Requirement:
Copy out, from the entries below, each line holding the string "也是人类社会走出疫情困境的希望".
#### Material provided ####
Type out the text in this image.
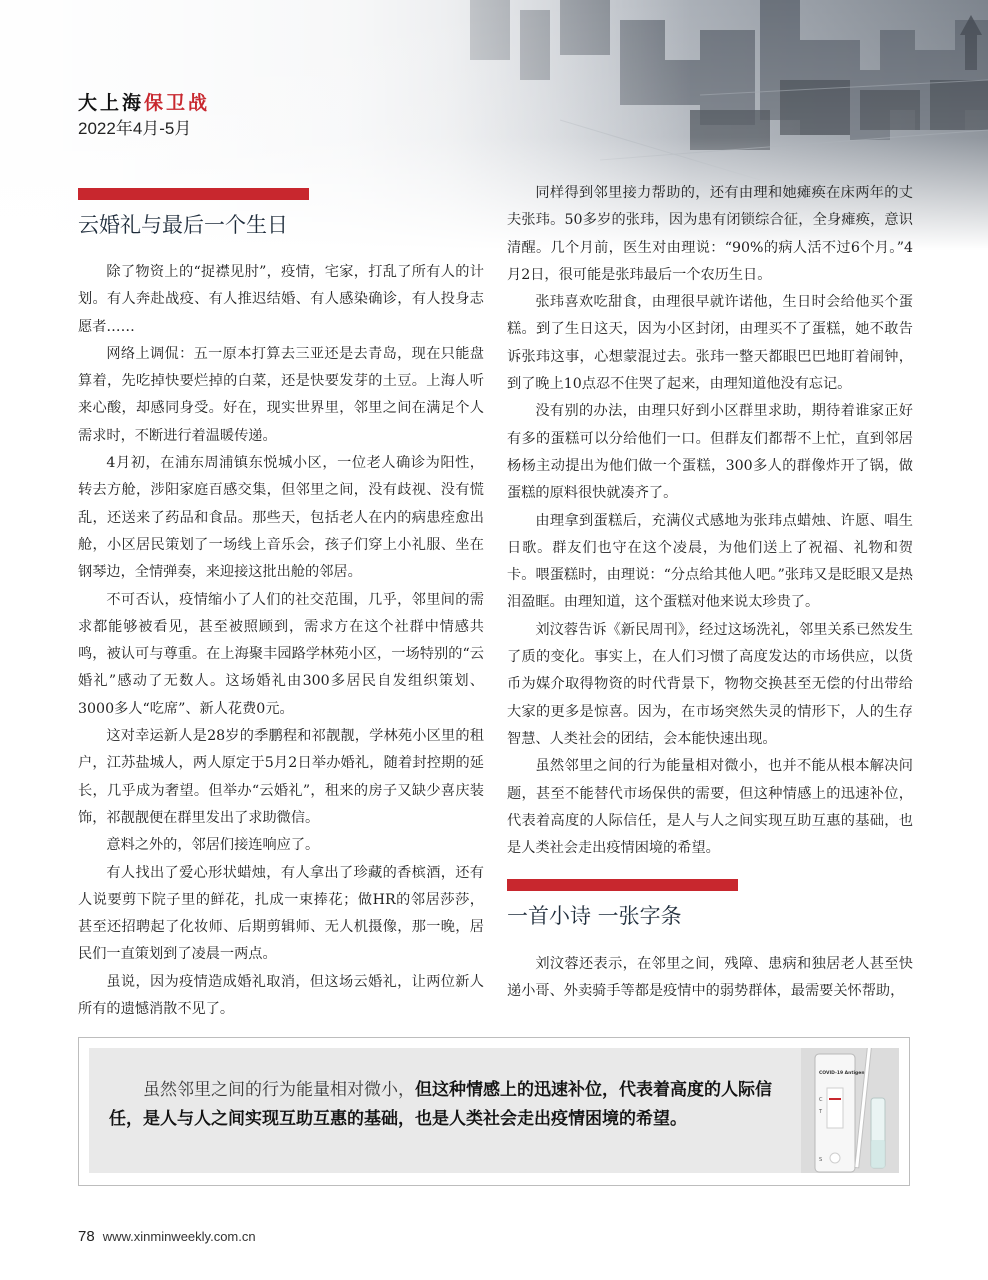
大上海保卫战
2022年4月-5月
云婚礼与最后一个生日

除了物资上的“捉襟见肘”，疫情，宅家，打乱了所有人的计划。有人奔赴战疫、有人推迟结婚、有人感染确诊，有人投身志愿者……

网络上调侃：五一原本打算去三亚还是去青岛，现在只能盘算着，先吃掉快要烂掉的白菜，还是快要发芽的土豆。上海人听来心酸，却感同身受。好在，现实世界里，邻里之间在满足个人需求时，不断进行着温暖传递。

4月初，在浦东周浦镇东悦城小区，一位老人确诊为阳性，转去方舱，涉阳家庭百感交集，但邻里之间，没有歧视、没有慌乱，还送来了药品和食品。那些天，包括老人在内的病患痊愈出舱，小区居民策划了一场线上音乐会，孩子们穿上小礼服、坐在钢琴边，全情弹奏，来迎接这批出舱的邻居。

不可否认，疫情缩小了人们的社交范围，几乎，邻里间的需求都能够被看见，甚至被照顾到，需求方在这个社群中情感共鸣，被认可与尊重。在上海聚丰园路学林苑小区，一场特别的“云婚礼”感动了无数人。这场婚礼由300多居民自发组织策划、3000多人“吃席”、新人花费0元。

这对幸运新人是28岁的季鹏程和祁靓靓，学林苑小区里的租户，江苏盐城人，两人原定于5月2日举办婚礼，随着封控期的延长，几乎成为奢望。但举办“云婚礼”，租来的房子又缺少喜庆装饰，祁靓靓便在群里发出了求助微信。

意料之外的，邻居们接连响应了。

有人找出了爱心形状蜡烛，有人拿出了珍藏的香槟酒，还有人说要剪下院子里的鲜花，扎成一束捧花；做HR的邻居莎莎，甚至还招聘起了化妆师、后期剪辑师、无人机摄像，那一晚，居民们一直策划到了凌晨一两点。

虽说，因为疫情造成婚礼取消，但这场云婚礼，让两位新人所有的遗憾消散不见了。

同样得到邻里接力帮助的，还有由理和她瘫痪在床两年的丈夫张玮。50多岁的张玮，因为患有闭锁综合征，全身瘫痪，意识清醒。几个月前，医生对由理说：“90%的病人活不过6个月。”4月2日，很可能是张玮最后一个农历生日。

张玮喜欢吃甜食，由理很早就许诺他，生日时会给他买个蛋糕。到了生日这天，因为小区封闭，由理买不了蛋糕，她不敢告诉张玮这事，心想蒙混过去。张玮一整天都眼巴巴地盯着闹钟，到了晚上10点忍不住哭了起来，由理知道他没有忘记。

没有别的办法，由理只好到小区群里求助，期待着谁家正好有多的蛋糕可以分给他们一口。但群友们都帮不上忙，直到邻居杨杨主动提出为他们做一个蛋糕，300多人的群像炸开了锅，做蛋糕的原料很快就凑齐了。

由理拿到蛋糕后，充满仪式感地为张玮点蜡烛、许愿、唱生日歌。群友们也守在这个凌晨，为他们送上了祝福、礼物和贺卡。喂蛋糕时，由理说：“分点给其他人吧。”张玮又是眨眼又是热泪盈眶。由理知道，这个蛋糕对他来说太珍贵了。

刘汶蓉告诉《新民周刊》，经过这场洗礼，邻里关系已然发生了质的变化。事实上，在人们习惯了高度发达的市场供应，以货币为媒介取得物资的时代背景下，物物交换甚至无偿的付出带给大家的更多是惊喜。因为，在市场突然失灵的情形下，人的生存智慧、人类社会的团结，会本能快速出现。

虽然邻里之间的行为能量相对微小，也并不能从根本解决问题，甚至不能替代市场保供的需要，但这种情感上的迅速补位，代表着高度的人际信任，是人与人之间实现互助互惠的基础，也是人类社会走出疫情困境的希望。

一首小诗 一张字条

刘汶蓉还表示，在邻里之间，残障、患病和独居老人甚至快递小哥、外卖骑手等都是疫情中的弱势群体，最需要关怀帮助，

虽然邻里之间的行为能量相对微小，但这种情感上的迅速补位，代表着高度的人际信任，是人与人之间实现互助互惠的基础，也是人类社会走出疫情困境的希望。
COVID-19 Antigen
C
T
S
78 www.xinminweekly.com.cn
####
#### Material provided ####
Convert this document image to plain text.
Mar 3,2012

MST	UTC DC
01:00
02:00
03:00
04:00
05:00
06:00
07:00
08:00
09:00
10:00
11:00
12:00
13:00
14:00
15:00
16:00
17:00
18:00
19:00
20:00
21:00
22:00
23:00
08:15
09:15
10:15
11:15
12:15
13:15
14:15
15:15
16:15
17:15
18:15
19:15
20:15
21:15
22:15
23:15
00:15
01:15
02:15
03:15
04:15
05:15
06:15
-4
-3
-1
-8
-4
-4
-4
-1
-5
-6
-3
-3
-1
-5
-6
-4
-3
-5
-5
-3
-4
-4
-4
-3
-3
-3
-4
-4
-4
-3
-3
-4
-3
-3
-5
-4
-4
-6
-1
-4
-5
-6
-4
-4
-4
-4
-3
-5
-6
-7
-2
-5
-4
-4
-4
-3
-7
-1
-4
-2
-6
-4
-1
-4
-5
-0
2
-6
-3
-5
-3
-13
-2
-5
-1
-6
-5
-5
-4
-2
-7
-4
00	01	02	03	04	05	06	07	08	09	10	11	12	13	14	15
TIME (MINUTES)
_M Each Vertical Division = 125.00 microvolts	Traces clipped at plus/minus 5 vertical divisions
####
Task solution:
虽然邻里之间的行为能量相对微小，也并不能从根本解决问题，甚至不能替代市场保供的需要，但这种情感上的迅速补位，代表着高度的人际信任，是人与人之间实现互助互惠的基础，也是人类社会走出疫情困境的希望。
虽然邻里之间的行为能量相对微小，但这种情感上的迅速补位，代表着高度的人际信任，是人与人之间实现互助互惠的基础，也是人类社会走出疫情困境的希望。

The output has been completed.